What you need to do:
Scan the lines below; pull out those with "times".

Stored records:
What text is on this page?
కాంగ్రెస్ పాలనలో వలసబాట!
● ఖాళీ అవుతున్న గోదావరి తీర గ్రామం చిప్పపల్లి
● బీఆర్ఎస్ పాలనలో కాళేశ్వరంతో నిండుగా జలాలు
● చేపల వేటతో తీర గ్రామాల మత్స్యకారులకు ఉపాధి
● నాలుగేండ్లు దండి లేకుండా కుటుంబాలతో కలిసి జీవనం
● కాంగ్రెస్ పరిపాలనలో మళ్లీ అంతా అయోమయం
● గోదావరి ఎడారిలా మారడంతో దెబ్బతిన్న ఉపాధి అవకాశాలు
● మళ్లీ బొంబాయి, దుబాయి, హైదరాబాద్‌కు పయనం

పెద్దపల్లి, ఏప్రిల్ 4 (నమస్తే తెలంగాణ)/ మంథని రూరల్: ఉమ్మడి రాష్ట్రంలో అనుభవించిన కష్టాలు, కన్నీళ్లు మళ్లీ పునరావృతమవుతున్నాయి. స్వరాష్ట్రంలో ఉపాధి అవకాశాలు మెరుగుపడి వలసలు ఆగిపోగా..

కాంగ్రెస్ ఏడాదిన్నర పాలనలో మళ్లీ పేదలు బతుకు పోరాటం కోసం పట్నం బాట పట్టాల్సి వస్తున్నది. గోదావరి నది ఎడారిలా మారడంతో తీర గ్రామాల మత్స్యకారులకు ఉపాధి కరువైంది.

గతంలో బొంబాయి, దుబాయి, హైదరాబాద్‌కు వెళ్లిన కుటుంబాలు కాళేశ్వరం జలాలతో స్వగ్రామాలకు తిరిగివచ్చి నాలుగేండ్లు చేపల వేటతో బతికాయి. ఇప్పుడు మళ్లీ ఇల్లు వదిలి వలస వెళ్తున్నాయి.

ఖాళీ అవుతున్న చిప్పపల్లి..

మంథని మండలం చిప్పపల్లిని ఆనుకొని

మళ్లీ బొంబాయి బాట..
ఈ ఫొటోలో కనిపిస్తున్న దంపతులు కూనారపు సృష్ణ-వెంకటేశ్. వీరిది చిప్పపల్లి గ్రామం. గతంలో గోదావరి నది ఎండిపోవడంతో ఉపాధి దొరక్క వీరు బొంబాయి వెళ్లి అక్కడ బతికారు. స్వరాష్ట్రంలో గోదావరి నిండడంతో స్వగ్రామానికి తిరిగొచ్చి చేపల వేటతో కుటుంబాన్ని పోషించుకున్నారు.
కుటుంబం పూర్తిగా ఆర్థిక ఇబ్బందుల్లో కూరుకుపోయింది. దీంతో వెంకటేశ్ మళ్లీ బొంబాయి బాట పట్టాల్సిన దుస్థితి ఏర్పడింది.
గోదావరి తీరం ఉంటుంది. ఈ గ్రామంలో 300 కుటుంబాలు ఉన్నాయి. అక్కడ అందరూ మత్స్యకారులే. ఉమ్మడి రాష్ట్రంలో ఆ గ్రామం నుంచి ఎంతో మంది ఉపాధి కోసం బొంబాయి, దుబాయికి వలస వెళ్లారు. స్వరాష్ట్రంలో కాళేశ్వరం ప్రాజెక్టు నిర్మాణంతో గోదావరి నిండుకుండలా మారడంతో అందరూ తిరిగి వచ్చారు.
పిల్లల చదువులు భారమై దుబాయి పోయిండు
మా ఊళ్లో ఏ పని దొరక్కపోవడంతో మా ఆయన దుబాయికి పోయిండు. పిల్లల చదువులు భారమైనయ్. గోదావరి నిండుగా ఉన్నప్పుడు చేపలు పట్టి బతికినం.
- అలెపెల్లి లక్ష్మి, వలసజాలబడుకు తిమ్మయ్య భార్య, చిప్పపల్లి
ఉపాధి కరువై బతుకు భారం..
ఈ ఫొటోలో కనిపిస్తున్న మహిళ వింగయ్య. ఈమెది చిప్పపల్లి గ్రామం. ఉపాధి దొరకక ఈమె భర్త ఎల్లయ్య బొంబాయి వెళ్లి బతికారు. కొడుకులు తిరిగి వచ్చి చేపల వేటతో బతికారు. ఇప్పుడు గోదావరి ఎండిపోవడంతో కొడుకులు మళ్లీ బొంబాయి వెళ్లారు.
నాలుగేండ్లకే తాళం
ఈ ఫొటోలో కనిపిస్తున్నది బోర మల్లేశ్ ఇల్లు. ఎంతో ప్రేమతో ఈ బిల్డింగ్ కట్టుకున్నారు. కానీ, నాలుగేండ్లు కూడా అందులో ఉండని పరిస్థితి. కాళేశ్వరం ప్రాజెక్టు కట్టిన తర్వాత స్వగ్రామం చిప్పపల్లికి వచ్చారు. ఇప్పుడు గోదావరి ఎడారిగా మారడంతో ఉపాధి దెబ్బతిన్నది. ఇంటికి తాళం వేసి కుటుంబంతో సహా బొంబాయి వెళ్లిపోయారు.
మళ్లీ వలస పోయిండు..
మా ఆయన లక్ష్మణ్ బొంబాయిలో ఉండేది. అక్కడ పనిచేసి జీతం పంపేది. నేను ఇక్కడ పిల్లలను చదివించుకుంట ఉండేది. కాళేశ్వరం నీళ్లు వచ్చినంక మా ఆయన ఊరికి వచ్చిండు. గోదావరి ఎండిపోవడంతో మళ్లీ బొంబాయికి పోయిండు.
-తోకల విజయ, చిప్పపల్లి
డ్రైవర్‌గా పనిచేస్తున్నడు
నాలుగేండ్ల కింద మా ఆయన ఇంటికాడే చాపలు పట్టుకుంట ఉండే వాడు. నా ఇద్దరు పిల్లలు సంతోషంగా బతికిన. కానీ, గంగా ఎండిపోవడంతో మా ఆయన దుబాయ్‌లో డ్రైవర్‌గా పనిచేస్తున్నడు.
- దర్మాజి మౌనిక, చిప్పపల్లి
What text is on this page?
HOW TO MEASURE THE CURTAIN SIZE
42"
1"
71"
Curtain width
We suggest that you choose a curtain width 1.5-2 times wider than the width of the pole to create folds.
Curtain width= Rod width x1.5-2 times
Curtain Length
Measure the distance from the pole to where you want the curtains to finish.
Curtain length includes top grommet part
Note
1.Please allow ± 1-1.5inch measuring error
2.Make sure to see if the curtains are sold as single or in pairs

Answer in full:
We suggest that you choose a curtain width 1.5-2 times wider than the width of the pole to create folds.
Curtain width= Rod width x1.5-2 times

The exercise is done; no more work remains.